— SET EXERCISE —
Transcribe every line of the listing below without any deviation.

— DATA LINES —
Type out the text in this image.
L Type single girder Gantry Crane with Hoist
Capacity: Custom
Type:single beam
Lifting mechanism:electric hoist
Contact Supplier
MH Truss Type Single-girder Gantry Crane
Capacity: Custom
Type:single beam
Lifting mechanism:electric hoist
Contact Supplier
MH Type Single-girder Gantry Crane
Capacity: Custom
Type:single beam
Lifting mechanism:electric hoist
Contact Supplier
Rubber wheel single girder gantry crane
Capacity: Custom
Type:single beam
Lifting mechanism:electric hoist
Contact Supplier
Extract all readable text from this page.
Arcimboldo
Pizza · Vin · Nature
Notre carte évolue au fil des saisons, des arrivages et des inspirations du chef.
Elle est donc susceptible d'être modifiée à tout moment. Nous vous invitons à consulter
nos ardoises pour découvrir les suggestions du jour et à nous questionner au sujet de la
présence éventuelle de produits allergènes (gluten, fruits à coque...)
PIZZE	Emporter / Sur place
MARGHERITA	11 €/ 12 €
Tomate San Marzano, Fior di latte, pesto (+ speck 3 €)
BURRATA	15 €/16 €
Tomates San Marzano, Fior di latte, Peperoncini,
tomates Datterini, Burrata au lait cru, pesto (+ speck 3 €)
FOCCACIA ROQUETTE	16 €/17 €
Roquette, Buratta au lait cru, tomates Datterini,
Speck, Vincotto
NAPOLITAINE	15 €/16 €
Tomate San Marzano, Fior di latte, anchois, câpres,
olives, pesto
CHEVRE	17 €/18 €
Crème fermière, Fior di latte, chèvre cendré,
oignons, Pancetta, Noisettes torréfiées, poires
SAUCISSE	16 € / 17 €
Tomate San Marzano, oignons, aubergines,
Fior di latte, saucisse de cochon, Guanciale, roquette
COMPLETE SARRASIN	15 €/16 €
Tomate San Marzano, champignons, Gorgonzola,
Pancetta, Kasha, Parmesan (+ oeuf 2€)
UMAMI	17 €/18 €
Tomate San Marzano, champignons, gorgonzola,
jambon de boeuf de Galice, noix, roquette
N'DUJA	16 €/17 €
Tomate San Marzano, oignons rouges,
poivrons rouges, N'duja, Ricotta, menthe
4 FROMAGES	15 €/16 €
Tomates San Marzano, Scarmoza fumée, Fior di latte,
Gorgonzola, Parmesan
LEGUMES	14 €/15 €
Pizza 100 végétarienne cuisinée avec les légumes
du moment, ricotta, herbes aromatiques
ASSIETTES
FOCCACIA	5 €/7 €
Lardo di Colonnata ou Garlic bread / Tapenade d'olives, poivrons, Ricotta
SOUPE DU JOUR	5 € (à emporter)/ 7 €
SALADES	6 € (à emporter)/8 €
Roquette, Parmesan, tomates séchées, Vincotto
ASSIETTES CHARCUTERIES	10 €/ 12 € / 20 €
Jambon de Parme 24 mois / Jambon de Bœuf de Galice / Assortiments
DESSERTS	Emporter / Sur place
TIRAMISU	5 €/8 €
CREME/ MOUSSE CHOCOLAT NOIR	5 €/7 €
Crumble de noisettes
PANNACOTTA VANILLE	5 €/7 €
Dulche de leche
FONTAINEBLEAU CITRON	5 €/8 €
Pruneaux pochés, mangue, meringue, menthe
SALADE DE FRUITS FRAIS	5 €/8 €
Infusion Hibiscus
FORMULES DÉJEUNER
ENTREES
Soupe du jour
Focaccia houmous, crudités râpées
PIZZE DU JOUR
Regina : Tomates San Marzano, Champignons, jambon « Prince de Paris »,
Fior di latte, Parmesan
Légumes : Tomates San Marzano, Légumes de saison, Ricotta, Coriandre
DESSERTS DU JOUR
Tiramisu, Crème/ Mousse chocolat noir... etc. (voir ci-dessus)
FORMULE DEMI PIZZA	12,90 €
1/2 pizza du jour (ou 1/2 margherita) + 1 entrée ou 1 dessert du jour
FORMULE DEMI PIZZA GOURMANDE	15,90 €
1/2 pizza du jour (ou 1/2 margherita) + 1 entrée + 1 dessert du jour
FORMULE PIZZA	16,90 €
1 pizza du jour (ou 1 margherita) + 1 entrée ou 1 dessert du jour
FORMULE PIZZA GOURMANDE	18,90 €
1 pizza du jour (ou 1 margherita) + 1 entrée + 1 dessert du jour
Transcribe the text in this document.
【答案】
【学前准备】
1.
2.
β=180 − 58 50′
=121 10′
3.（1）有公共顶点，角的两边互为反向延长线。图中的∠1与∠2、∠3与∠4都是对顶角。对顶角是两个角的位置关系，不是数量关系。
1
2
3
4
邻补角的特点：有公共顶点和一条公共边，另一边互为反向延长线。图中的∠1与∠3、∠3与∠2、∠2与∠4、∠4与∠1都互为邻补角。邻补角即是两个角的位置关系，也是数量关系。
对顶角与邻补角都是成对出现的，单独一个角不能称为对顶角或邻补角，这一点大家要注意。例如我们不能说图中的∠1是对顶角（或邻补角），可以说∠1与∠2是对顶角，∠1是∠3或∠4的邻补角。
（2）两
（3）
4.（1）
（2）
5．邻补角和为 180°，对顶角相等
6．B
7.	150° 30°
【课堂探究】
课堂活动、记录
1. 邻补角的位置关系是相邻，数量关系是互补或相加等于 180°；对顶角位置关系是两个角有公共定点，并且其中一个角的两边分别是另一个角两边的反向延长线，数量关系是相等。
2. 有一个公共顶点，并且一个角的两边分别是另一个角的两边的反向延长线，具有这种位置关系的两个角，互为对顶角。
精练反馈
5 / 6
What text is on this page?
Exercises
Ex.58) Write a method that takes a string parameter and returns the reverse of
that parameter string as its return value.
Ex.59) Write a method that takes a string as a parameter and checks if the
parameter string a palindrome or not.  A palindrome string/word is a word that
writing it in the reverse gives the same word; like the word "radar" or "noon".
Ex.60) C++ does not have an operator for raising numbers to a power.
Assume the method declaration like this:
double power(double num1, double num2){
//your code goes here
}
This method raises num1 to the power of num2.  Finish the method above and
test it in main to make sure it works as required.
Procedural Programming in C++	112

— SOLUTION FOR THIS TASK —
Type out the text in this image.
L Type single girder Gantry Crane with Hoist
Capacity: Custom
Type:single beam
Lifting mechanism:electric hoist
Contact Supplier
MH Truss Type Single-girder Gantry Crane
Capacity: Custom
Type:single beam
Lifting mechanism:electric hoist
Contact Supplier
MH Type Single-girder Gantry Crane
Capacity: Custom
Type:single beam
Lifting mechanism:electric hoist
Contact Supplier
Rubber wheel single girder gantry crane
Capacity: Custom
Type:single beam
Lifting mechanism:electric hoist
Contact Supplier
Extract all readable text from this page.
Arcimboldo
Pizza · Vin · Nature
Notre carte évolue au fil des saisons, des arrivages et des inspirations du chef.
Elle est donc susceptible d'être modifiée à tout moment. Nous vous invitons à consulter
nos ardoises pour découvrir les suggestions du jour et à nous questionner au sujet de la
présence éventuelle de produits allergènes (gluten, fruits à coque...)
PIZZE	Emporter / Sur place
MARGHERITA	11 €/ 12 €
Tomate San Marzano, Fior di latte, pesto (+ speck 3 €)
BURRATA	15 €/16 €
Tomates San Marzano, Fior di latte, Peperoncini,
tomates Datterini, Burrata au lait cru, pesto (+ speck 3 €)
FOCCACIA ROQUETTE	16 €/17 €
Roquette, Buratta au lait cru, tomates Datterini,
Speck, Vincotto
NAPOLITAINE	15 €/16 €
Tomate San Marzano, Fior di latte, anchois, câpres,
olives, pesto
CHEVRE	17 €/18 €
Crème fermière, Fior di latte, chèvre cendré,
oignons, Pancetta, Noisettes torréfiées, poires
SAUCISSE	16 € / 17 €
Tomate San Marzano, oignons, aubergines,
Fior di latte, saucisse de cochon, Guanciale, roquette
COMPLETE SARRASIN	15 €/16 €
Tomate San Marzano, champignons, Gorgonzola,
Pancetta, Kasha, Parmesan (+ oeuf 2€)
UMAMI	17 €/18 €
Tomate San Marzano, champignons, gorgonzola,
jambon de boeuf de Galice, noix, roquette
N'DUJA	16 €/17 €
Tomate San Marzano, oignons rouges,
poivrons rouges, N'duja, Ricotta, menthe
4 FROMAGES	15 €/16 €
Tomates San Marzano, Scarmoza fumée, Fior di latte,
Gorgonzola, Parmesan
LEGUMES	14 €/15 €
Pizza 100 végétarienne cuisinée avec les légumes
du moment, ricotta, herbes aromatiques
ASSIETTES
FOCCACIA	5 €/7 €
Lardo di Colonnata ou Garlic bread / Tapenade d'olives, poivrons, Ricotta
SOUPE DU JOUR	5 € (à emporter)/ 7 €
SALADES	6 € (à emporter)/8 €
Roquette, Parmesan, tomates séchées, Vincotto
ASSIETTES CHARCUTERIES	10 €/ 12 € / 20 €
Jambon de Parme 24 mois / Jambon de Bœuf de Galice / Assortiments
DESSERTS	Emporter / Sur place
TIRAMISU	5 €/8 €
CREME/ MOUSSE CHOCOLAT NOIR	5 €/7 €
Crumble de noisettes
PANNACOTTA VANILLE	5 €/7 €
Dulche de leche
FONTAINEBLEAU CITRON	5 €/8 €
Pruneaux pochés, mangue, meringue, menthe
SALADE DE FRUITS FRAIS	5 €/8 €
Infusion Hibiscus
FORMULES DÉJEUNER
ENTREES
Soupe du jour
Focaccia houmous, crudités râpées
PIZZE DU JOUR
Regina : Tomates San Marzano, Champignons, jambon « Prince de Paris »,
Fior di latte, Parmesan
Légumes : Tomates San Marzano, Légumes de saison, Ricotta, Coriandre
DESSERTS DU JOUR
Tiramisu, Crème/ Mousse chocolat noir... etc. (voir ci-dessus)
FORMULE DEMI PIZZA	12,90 €
1/2 pizza du jour (ou 1/2 margherita) + 1 entrée ou 1 dessert du jour
FORMULE DEMI PIZZA GOURMANDE	15,90 €
1/2 pizza du jour (ou 1/2 margherita) + 1 entrée + 1 dessert du jour
FORMULE PIZZA	16,90 €
1 pizza du jour (ou 1 margherita) + 1 entrée ou 1 dessert du jour
FORMULE PIZZA GOURMANDE	18,90 €
1 pizza du jour (ou 1 margherita) + 1 entrée + 1 dessert du jour
Transcribe the text in this document.
【答案】
【学前准备】
1.
2.
β=180 − 58 50′
=121 10′
3.（1）有公共顶点，角的两边互为反向延长线。图中的∠1与∠2、∠3与∠4都是对顶角。对顶角是两个角的位置关系，不是数量关系。
1
2
3
4
邻补角的特点：有公共顶点和一条公共边，另一边互为反向延长线。图中的∠1与∠3、∠3与∠2、∠2与∠4、∠4与∠1都互为邻补角。邻补角即是两个角的位置关系，也是数量关系。
对顶角与邻补角都是成对出现的，单独一个角不能称为对顶角或邻补角，这一点大家要注意。例如我们不能说图中的∠1是对顶角（或邻补角），可以说∠1与∠2是对顶角，∠1是∠3或∠4的邻补角。
（2）两
（3）
4.（1）
（2）
5．邻补角和为 180°，对顶角相等
6．B
7.	150° 30°
【课堂探究】
课堂活动、记录
1. 邻补角的位置关系是相邻，数量关系是互补或相加等于 180°；对顶角位置关系是两个角有公共定点，并且其中一个角的两边分别是另一个角两边的反向延长线，数量关系是相等。
2. 有一个公共顶点，并且一个角的两边分别是另一个角的两边的反向延长线，具有这种位置关系的两个角，互为对顶角。
精练反馈
5 / 6
What text is on this page?
Exercises
Ex.58) Write a method that takes a string parameter and returns the reverse of
that parameter string as its return value.
Ex.59) Write a method that takes a string as a parameter and checks if the
parameter string a palindrome or not.  A palindrome string/word is a word that
writing it in the reverse gives the same word; like the word "radar" or "noon".
Ex.60) C++ does not have an operator for raising numbers to a power.
Assume the method declaration like this:
double power(double num1, double num2){
//your code goes here
}
This method raises num1 to the power of num2.  Finish the method above and
test it in main to make sure it works as required.
Procedural Programming in C++	112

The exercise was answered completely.